» RECORDS FOR PROCESSING

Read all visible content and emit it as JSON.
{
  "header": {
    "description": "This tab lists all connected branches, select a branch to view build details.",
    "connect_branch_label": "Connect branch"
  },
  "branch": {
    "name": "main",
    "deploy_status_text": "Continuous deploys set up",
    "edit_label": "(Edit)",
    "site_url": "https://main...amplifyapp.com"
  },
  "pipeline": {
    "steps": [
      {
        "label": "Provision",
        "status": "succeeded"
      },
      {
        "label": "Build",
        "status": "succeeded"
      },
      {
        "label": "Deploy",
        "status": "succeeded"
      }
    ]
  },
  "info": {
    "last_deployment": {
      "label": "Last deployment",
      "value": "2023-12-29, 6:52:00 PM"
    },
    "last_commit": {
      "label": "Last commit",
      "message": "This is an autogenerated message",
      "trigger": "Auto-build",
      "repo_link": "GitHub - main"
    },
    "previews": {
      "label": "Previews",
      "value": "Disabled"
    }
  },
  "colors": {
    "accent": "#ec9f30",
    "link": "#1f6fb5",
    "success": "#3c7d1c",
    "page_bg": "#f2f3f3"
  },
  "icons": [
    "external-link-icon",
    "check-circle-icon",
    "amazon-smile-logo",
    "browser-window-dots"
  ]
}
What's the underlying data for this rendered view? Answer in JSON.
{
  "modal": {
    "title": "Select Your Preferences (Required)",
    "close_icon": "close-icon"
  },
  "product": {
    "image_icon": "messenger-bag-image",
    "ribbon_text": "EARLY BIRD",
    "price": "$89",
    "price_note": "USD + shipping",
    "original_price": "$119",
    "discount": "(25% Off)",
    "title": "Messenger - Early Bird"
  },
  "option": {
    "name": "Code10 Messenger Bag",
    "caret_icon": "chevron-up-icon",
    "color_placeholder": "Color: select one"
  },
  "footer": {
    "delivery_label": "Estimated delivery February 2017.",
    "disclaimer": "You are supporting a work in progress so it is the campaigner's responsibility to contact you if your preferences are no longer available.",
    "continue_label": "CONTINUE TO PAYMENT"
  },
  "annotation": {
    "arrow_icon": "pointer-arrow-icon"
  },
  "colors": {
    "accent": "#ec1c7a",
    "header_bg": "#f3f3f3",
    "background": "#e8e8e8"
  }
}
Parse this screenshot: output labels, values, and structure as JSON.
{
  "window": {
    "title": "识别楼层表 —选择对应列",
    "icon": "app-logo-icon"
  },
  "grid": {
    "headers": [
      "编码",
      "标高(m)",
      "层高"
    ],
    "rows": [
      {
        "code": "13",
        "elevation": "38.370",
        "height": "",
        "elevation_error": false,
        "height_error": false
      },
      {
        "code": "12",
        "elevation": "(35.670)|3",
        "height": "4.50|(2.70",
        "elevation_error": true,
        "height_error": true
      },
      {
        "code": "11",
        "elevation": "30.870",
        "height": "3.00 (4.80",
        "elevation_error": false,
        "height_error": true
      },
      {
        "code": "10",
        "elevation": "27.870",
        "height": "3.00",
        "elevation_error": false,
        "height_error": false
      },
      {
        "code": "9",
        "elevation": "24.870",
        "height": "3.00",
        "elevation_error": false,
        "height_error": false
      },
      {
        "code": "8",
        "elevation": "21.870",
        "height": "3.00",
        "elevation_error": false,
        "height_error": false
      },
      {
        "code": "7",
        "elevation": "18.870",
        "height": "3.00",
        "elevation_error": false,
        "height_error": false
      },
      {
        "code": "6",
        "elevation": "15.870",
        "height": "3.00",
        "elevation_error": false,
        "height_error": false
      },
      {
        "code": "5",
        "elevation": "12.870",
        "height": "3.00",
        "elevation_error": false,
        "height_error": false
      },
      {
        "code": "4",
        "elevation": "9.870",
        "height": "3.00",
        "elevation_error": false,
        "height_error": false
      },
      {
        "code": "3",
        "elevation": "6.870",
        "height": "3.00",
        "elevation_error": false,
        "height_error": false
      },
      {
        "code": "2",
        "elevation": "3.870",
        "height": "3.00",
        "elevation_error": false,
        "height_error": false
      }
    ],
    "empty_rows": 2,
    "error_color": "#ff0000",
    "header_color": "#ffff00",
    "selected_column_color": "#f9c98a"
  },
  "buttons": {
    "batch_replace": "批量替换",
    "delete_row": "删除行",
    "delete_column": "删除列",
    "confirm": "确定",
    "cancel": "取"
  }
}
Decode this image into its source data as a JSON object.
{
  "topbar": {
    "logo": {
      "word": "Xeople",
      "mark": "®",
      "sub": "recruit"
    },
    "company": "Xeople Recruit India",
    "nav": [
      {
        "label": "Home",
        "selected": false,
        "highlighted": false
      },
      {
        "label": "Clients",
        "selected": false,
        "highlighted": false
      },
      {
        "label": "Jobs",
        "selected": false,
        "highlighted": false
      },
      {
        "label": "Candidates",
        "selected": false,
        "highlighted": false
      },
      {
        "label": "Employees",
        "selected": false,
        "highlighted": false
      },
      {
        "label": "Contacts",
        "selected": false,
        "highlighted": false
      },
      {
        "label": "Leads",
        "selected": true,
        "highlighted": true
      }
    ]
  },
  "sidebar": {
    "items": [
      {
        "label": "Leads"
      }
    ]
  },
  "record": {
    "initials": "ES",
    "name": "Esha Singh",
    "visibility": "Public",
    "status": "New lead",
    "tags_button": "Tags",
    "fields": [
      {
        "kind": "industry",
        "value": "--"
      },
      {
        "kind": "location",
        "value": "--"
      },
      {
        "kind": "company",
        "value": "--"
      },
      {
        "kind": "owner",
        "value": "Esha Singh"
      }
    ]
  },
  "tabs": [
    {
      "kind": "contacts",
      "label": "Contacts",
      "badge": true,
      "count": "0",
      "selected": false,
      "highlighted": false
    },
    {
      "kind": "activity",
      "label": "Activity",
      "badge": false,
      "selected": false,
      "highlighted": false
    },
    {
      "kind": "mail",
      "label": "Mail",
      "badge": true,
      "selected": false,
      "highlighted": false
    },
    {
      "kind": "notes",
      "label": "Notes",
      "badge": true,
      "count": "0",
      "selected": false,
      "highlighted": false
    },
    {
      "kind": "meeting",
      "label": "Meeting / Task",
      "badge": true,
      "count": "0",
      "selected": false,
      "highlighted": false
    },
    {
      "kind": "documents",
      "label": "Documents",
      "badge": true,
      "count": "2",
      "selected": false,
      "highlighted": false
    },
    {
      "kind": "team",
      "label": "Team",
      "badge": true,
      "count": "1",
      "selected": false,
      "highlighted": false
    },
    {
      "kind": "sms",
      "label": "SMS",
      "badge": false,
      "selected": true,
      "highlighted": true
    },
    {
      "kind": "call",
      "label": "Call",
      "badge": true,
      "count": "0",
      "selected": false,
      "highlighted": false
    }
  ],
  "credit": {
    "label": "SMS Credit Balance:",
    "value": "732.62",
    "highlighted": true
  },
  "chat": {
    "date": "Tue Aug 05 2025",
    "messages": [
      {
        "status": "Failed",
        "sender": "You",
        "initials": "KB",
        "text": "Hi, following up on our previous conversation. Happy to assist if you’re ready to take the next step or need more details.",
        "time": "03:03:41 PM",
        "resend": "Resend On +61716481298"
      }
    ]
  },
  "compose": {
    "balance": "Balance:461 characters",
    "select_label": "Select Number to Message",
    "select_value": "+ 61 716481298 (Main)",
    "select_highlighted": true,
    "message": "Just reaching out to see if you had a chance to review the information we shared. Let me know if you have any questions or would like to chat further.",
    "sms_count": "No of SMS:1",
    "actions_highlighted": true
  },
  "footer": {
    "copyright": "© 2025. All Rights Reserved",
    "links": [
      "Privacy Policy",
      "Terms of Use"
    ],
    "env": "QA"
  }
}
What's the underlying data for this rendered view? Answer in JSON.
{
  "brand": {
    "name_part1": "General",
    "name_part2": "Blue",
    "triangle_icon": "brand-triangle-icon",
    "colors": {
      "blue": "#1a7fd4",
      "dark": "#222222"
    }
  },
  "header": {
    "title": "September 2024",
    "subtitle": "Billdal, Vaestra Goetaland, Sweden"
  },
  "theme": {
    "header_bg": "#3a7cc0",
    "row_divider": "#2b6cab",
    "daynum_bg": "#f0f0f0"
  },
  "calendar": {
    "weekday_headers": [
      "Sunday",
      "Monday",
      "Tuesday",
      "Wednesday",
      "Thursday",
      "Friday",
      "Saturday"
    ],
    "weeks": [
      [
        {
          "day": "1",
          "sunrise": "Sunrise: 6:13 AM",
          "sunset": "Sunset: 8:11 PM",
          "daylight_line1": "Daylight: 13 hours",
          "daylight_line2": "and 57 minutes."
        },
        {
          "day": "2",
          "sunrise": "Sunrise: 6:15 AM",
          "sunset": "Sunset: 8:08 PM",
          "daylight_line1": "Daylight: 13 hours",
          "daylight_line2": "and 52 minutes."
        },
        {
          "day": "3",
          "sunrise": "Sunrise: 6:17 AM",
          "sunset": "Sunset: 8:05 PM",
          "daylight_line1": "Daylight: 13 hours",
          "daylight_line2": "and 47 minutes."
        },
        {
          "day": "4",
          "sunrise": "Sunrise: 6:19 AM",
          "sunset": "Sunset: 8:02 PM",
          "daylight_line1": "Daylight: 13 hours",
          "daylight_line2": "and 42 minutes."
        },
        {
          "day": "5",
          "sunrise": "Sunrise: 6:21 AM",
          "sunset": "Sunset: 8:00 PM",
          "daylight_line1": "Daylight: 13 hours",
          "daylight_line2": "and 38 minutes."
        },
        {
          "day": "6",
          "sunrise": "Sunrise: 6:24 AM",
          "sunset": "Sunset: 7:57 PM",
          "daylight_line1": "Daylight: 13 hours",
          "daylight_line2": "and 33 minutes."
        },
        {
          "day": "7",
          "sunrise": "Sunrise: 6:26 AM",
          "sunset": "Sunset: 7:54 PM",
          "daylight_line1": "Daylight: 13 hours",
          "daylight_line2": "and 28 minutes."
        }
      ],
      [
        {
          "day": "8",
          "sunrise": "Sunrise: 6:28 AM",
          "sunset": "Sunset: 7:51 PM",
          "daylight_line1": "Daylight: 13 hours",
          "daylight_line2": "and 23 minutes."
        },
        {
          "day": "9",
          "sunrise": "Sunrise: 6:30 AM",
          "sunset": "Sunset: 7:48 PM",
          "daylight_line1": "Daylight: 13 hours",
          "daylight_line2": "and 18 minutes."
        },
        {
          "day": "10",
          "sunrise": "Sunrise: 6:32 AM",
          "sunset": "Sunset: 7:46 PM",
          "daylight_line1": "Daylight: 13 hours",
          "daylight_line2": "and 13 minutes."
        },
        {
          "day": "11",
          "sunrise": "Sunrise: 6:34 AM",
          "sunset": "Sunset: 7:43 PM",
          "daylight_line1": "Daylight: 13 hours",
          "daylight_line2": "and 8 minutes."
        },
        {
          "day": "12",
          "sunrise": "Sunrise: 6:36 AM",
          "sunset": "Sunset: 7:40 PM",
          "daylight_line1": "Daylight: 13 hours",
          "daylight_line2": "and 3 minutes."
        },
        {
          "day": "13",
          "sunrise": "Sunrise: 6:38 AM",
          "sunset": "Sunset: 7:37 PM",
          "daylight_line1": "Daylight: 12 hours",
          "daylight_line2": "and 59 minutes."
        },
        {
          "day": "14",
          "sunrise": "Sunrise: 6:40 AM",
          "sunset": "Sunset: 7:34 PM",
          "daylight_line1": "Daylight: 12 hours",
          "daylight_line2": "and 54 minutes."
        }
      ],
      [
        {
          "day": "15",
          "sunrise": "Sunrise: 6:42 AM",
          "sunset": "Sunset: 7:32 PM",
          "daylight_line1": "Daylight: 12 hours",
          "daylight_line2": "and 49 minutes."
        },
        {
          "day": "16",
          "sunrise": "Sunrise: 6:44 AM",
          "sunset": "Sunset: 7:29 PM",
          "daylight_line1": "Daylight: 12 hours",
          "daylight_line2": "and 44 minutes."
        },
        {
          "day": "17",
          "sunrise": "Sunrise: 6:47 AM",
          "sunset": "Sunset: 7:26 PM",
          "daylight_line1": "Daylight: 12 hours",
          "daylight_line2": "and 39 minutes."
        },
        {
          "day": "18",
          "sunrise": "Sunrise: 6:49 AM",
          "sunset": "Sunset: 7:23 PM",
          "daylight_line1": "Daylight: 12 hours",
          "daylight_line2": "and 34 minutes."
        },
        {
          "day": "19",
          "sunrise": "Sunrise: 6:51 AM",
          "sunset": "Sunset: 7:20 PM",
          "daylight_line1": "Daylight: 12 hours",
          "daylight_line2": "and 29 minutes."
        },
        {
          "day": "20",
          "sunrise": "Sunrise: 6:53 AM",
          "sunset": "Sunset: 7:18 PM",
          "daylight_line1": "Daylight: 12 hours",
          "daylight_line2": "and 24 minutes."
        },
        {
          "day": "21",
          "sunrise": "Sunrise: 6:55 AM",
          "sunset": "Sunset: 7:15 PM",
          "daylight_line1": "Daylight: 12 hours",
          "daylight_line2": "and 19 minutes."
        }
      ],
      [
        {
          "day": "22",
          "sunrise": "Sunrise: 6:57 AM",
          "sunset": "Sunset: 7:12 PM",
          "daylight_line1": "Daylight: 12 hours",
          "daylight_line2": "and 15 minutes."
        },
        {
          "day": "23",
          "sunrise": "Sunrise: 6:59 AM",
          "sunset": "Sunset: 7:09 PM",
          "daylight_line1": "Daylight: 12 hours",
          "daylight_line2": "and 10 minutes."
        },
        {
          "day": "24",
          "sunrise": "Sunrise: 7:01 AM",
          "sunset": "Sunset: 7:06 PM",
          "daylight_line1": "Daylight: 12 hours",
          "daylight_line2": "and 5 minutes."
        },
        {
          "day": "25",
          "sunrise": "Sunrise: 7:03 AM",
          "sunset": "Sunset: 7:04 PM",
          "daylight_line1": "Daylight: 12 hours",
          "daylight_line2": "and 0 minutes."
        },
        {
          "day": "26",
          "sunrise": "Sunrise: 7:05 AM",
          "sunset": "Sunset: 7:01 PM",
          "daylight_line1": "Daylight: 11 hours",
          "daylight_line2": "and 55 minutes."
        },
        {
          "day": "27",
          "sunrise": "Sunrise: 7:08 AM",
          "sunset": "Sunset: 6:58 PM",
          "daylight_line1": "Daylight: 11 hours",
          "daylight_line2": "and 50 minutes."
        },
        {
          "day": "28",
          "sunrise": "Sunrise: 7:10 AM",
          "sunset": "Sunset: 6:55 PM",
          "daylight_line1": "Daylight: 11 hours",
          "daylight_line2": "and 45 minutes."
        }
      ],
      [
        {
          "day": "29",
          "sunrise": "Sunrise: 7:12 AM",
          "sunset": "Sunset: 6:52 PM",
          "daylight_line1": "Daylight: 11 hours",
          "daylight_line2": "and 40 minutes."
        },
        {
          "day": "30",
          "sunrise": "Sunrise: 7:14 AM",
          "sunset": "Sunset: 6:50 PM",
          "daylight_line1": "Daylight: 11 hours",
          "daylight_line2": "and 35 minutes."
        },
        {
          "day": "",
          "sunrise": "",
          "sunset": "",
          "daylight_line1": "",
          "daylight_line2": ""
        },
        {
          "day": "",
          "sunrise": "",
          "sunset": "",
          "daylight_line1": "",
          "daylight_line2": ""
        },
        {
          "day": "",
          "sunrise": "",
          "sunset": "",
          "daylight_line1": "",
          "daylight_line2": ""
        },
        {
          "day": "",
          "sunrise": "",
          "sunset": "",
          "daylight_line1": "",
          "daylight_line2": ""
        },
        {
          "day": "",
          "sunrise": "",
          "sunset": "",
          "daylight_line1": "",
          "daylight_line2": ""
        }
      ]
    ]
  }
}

» EXERCISE GOAL
Of the lines in the entries, how many include the word "Xeople"? State only the number.

» EXERCISE OUTPUT
2